### TASK
Omit the images and reproduce the rest of the entries exactly.

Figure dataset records
....................
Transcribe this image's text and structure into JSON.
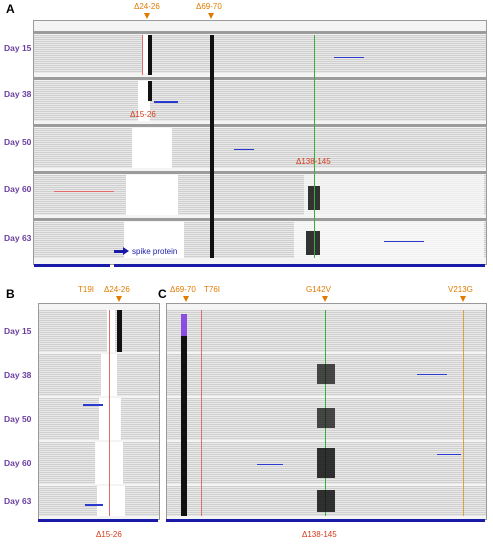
{
  "panels": {
    "a": {
      "letter": "A",
      "days": [
        "Day 15",
        "Day 38",
        "Day 50",
        "Day 60",
        "Day 63"
      ]
    },
    "b": {
      "letter": "B",
      "days": [
        "Day 15",
        "Day 38",
        "Day 50",
        "Day 60",
        "Day 63"
      ]
    },
    "c": {
      "letter": "C",
      "days": [
        "Day 15",
        "Day 38",
        "Day 50",
        "Day 60",
        "Day 63"
      ]
    }
  },
  "annotations": {
    "a_d24_26": "Δ24-26",
    "a_d69_70": "Δ69-70",
    "a_d15_26": "Δ15-26",
    "a_d138_145": "Δ138-145",
    "a_spike": "spike protein",
    "b_t19i": "T19I",
    "b_d24_26": "Δ24-26",
    "b_d15_26": "Δ15-26",
    "c_d69_70": "Δ69-70",
    "c_t76i": "T76I",
    "c_g142v": "G142V",
    "c_v213g": "V213G",
    "c_d138_145": "Δ138-145"
  },
  "colors": {
    "orange": "#e07b00",
    "red": "#d33a1a",
    "purple": "#6b3fa0",
    "blue": "#1a1aa8"
  }
}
....................
### YOUR RESPONSE
Transcribe this image's text and structure into JSON.
{
  "panels": {
    "a": {
      "letter": "A",
      "days": [
        "Day 15",
        "Day 38",
        "Day 50",
        "Day 60",
        "Day 63"
      ]
    },
    "b": {
      "letter": "B",
      "days": [
        "Day 15",
        "Day 38",
        "Day 50",
        "Day 60",
        "Day 63"
      ]
    },
    "c": {
      "letter": "C",
      "days": [
        "Day 15",
        "Day 38",
        "Day 50",
        "Day 60",
        "Day 63"
      ]
    }
  },
  "annotations": {
    "a_d24_26": "Δ24-26",
    "a_d69_70": "Δ69-70",
    "a_d15_26": "Δ15-26",
    "a_d138_145": "Δ138-145",
    "a_spike": "spike protein",
    "b_t19i": "T19I",
    "b_d24_26": "Δ24-26",
    "b_d15_26": "Δ15-26",
    "c_d69_70": "Δ69-70",
    "c_t76i": "T76I",
    "c_g142v": "G142V",
    "c_v213g": "V213G",
    "c_d138_145": "Δ138-145"
  },
  "colors": {
    "orange": "#e07b00",
    "red": "#d33a1a",
    "purple": "#6b3fa0",
    "blue": "#1a1aa8"
  }
}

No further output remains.